Below are records; work out how many of their lines hold the string "평가위원회를" and give that number alone.

+ + + + +

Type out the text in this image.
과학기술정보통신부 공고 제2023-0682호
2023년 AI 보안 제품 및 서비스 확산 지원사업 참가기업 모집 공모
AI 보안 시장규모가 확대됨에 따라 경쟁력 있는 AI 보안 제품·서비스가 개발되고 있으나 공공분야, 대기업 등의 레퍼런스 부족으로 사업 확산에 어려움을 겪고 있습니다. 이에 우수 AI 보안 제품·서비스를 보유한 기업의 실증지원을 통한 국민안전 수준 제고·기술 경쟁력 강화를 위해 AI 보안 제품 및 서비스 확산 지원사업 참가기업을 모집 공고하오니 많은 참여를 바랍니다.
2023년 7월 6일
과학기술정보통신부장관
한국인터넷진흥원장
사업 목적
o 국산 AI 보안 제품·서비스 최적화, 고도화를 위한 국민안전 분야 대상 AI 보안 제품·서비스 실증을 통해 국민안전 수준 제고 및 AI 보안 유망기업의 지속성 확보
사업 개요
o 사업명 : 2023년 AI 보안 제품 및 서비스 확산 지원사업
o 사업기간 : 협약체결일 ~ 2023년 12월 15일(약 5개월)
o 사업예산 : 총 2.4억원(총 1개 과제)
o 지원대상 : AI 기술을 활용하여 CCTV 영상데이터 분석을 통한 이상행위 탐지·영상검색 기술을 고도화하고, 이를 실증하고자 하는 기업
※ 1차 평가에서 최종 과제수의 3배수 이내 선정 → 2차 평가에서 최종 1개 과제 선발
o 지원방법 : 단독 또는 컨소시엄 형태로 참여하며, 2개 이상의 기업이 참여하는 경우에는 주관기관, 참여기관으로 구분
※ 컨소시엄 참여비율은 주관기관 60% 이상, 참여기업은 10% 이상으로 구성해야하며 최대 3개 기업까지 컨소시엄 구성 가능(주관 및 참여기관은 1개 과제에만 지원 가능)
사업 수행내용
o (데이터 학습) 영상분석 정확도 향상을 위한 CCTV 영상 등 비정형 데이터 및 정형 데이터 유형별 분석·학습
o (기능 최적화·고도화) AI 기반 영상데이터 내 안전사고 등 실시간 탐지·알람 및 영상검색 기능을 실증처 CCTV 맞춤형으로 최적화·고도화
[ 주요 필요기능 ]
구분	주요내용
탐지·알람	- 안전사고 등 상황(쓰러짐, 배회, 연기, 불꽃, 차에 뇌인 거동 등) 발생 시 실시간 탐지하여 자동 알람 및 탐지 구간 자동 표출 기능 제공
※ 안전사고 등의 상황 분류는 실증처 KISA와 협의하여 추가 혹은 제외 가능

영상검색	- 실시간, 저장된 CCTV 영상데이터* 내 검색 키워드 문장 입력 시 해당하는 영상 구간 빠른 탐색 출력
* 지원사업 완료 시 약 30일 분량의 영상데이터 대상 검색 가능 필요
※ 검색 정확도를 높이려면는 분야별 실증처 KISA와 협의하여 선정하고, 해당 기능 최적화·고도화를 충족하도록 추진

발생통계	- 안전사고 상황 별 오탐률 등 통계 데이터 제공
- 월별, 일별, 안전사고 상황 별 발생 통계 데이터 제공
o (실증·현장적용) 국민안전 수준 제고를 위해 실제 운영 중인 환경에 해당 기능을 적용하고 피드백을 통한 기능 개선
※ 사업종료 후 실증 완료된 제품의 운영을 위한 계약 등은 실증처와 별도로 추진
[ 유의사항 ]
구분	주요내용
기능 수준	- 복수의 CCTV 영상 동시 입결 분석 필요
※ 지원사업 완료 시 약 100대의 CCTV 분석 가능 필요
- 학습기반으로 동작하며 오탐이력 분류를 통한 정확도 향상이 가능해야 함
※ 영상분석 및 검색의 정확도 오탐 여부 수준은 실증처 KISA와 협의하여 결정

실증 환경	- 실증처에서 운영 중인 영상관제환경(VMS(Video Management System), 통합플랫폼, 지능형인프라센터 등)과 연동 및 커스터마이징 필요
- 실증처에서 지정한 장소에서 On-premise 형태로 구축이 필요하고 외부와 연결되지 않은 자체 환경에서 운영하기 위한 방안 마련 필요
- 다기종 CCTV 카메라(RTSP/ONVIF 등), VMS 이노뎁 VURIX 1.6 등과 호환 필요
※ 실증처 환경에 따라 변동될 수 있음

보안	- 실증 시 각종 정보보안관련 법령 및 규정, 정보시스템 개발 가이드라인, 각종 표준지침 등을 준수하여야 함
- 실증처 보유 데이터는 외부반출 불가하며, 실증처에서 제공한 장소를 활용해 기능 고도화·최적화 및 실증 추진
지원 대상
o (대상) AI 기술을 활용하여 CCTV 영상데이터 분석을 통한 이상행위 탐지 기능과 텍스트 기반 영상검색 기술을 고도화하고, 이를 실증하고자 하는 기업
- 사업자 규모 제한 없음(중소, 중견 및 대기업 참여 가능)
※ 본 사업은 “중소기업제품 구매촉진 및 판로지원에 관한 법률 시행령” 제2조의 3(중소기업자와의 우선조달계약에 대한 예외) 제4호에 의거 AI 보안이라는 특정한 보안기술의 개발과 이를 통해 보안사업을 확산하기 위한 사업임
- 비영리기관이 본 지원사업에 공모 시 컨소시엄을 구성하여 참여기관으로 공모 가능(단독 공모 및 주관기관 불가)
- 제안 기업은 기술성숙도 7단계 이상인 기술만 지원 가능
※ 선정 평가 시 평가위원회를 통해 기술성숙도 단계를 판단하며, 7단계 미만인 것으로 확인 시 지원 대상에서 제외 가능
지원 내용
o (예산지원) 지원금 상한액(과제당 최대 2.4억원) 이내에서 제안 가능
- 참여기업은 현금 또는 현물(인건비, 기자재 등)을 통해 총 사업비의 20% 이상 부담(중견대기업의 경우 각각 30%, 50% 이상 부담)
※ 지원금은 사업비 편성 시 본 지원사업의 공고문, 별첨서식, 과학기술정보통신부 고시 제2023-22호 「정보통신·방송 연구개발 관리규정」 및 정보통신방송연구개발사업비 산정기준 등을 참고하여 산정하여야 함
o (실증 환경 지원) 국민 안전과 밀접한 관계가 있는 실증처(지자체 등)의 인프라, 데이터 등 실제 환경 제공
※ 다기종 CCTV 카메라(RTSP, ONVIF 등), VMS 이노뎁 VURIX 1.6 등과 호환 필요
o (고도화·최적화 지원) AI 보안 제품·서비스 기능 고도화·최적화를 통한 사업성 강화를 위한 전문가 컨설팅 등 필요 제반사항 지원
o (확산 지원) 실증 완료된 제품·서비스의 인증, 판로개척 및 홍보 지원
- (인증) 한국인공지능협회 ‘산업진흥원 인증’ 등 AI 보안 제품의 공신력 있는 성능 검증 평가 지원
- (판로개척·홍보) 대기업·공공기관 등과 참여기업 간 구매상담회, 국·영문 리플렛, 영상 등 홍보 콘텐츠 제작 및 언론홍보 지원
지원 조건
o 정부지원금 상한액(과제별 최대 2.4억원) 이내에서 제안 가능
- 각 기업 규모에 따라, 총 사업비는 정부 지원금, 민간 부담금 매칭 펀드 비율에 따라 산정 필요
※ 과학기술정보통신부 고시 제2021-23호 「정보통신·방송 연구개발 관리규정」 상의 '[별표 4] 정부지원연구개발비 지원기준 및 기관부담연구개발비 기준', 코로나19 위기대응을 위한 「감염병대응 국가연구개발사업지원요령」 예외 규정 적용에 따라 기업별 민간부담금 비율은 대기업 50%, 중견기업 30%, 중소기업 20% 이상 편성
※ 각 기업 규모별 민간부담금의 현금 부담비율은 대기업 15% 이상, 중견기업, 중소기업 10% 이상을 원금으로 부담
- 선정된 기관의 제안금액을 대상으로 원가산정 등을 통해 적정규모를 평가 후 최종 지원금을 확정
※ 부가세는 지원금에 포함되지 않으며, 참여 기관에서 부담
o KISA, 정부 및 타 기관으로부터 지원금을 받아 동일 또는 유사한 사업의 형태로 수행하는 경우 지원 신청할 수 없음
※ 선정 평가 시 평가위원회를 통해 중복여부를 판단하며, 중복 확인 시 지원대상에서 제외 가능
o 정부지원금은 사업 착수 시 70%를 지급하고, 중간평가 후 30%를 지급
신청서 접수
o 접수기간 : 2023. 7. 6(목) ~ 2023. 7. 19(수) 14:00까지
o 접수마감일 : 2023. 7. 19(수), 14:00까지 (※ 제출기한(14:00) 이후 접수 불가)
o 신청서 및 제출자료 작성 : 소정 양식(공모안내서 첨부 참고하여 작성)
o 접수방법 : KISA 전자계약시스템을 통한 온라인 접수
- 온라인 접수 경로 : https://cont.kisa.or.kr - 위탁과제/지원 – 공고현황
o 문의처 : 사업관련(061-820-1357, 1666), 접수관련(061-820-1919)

+ + + + +

_RESPONSE TO THIS EXERCISE_
2